Stored records:
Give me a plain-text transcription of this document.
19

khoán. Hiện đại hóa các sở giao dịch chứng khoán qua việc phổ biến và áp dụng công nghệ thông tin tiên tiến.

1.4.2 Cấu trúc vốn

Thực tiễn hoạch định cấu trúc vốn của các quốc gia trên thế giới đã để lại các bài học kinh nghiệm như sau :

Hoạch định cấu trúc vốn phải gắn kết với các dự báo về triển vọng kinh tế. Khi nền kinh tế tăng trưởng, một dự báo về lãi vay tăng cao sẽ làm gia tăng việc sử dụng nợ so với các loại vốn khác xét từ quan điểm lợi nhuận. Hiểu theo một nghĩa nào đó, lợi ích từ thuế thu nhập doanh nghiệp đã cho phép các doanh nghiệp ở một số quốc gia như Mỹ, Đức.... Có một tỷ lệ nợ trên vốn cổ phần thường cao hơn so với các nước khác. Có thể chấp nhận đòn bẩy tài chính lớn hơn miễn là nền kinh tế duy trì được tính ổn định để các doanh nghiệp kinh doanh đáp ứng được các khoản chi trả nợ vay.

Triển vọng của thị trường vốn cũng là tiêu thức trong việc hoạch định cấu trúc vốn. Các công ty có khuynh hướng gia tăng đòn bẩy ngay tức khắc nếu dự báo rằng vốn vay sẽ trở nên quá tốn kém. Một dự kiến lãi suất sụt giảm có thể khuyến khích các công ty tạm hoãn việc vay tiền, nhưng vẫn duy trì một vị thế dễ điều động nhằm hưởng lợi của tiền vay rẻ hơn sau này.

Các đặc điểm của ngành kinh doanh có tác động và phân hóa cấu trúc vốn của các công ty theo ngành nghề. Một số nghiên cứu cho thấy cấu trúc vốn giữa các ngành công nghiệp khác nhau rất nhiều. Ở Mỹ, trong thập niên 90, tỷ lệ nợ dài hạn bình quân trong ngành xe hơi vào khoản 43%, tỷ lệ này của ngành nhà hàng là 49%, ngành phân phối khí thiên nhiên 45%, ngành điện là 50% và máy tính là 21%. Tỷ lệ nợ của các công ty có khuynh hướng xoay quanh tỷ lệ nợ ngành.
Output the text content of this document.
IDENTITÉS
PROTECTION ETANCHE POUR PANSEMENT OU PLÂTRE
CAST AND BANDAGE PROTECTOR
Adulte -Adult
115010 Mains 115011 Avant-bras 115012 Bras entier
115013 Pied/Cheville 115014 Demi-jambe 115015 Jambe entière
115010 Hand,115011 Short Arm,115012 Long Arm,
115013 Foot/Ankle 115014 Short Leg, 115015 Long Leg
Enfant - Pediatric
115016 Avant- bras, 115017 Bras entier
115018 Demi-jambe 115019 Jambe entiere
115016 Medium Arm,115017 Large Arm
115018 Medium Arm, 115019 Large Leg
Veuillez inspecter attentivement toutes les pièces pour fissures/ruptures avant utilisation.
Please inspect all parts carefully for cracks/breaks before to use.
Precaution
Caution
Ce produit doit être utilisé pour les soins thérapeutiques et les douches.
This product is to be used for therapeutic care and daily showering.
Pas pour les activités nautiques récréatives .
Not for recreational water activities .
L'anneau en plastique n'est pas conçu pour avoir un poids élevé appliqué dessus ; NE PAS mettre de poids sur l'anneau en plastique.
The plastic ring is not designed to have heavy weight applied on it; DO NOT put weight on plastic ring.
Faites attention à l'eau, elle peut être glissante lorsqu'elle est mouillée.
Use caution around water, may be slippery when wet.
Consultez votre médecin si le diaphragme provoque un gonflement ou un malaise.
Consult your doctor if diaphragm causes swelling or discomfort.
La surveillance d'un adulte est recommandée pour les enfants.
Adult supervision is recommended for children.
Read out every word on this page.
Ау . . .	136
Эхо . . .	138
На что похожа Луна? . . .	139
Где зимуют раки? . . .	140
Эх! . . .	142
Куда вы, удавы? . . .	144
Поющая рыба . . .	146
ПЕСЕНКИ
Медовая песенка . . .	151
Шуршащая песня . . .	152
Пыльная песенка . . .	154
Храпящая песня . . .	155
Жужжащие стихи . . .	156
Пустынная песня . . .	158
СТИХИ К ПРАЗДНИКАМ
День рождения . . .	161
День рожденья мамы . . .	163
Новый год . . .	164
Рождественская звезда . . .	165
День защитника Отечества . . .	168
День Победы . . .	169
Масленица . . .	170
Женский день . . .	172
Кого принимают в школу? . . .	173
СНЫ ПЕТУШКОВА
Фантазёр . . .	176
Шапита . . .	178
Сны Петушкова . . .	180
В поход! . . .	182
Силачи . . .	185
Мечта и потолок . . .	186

__Exercise objective__: All of the material above needs to be retyped word for word.

__Expected output__:
Give me a plain-text transcription of this document.
19

khoán. Hiện đại hóa các sở giao dịch chứng khoán qua việc phổ biến và áp dụng công nghệ thông tin tiên tiến.

1.4.2 Cấu trúc vốn

Thực tiễn hoạch định cấu trúc vốn của các quốc gia trên thế giới đã để lại các bài học kinh nghiệm như sau :

Hoạch định cấu trúc vốn phải gắn kết với các dự báo về triển vọng kinh tế. Khi nền kinh tế tăng trưởng, một dự báo về lãi vay tăng cao sẽ làm gia tăng việc sử dụng nợ so với các loại vốn khác xét từ quan điểm lợi nhuận. Hiểu theo một nghĩa nào đó, lợi ích từ thuế thu nhập doanh nghiệp đã cho phép các doanh nghiệp ở một số quốc gia như Mỹ, Đức.... Có một tỷ lệ nợ trên vốn cổ phần thường cao hơn so với các nước khác. Có thể chấp nhận đòn bẩy tài chính lớn hơn miễn là nền kinh tế duy trì được tính ổn định để các doanh nghiệp kinh doanh đáp ứng được các khoản chi trả nợ vay.

Triển vọng của thị trường vốn cũng là tiêu thức trong việc hoạch định cấu trúc vốn. Các công ty có khuynh hướng gia tăng đòn bẩy ngay tức khắc nếu dự báo rằng vốn vay sẽ trở nên quá tốn kém. Một dự kiến lãi suất sụt giảm có thể khuyến khích các công ty tạm hoãn việc vay tiền, nhưng vẫn duy trì một vị thế dễ điều động nhằm hưởng lợi của tiền vay rẻ hơn sau này.

Các đặc điểm của ngành kinh doanh có tác động và phân hóa cấu trúc vốn của các công ty theo ngành nghề. Một số nghiên cứu cho thấy cấu trúc vốn giữa các ngành công nghiệp khác nhau rất nhiều. Ở Mỹ, trong thập niên 90, tỷ lệ nợ dài hạn bình quân trong ngành xe hơi vào khoản 43%, tỷ lệ này của ngành nhà hàng là 49%, ngành phân phối khí thiên nhiên 45%, ngành điện là 50% và máy tính là 21%. Tỷ lệ nợ của các công ty có khuynh hướng xoay quanh tỷ lệ nợ ngành.
Output the text content of this document.
IDENTITÉS
PROTECTION ETANCHE POUR PANSEMENT OU PLÂTRE
CAST AND BANDAGE PROTECTOR
Adulte -Adult
115010 Mains 115011 Avant-bras 115012 Bras entier
115013 Pied/Cheville 115014 Demi-jambe 115015 Jambe entière
115010 Hand,115011 Short Arm,115012 Long Arm,
115013 Foot/Ankle 115014 Short Leg, 115015 Long Leg
Enfant - Pediatric
115016 Avant- bras, 115017 Bras entier
115018 Demi-jambe 115019 Jambe entiere
115016 Medium Arm,115017 Large Arm
115018 Medium Arm, 115019 Large Leg
Veuillez inspecter attentivement toutes les pièces pour fissures/ruptures avant utilisation.
Please inspect all parts carefully for cracks/breaks before to use.
Precaution
Caution
Ce produit doit être utilisé pour les soins thérapeutiques et les douches.
This product is to be used for therapeutic care and daily showering.
Pas pour les activités nautiques récréatives .
Not for recreational water activities .
L'anneau en plastique n'est pas conçu pour avoir un poids élevé appliqué dessus ; NE PAS mettre de poids sur l'anneau en plastique.
The plastic ring is not designed to have heavy weight applied on it; DO NOT put weight on plastic ring.
Faites attention à l'eau, elle peut être glissante lorsqu'elle est mouillée.
Use caution around water, may be slippery when wet.
Consultez votre médecin si le diaphragme provoque un gonflement ou un malaise.
Consult your doctor if diaphragm causes swelling or discomfort.
La surveillance d'un adulte est recommandée pour les enfants.
Adult supervision is recommended for children.
Read out every word on this page.
Ау . . .	136
Эхо . . .	138
На что похожа Луна? . . .	139
Где зимуют раки? . . .	140
Эх! . . .	142
Куда вы, удавы? . . .	144
Поющая рыба . . .	146
ПЕСЕНКИ
Медовая песенка . . .	151
Шуршащая песня . . .	152
Пыльная песенка . . .	154
Храпящая песня . . .	155
Жужжащие стихи . . .	156
Пустынная песня . . .	158
СТИХИ К ПРАЗДНИКАМ
День рождения . . .	161
День рожденья мамы . . .	163
Новый год . . .	164
Рождественская звезда . . .	165
День защитника Отечества . . .	168
День Победы . . .	169
Масленица . . .	170
Женский день . . .	172
Кого принимают в школу? . . .	173
СНЫ ПЕТУШКОВА
Фантазёр . . .	176
Шапита . . .	178
Сны Петушкова . . .	180
В поход! . . .	182
Силачи . . .	185
Мечта и потолок . . .	186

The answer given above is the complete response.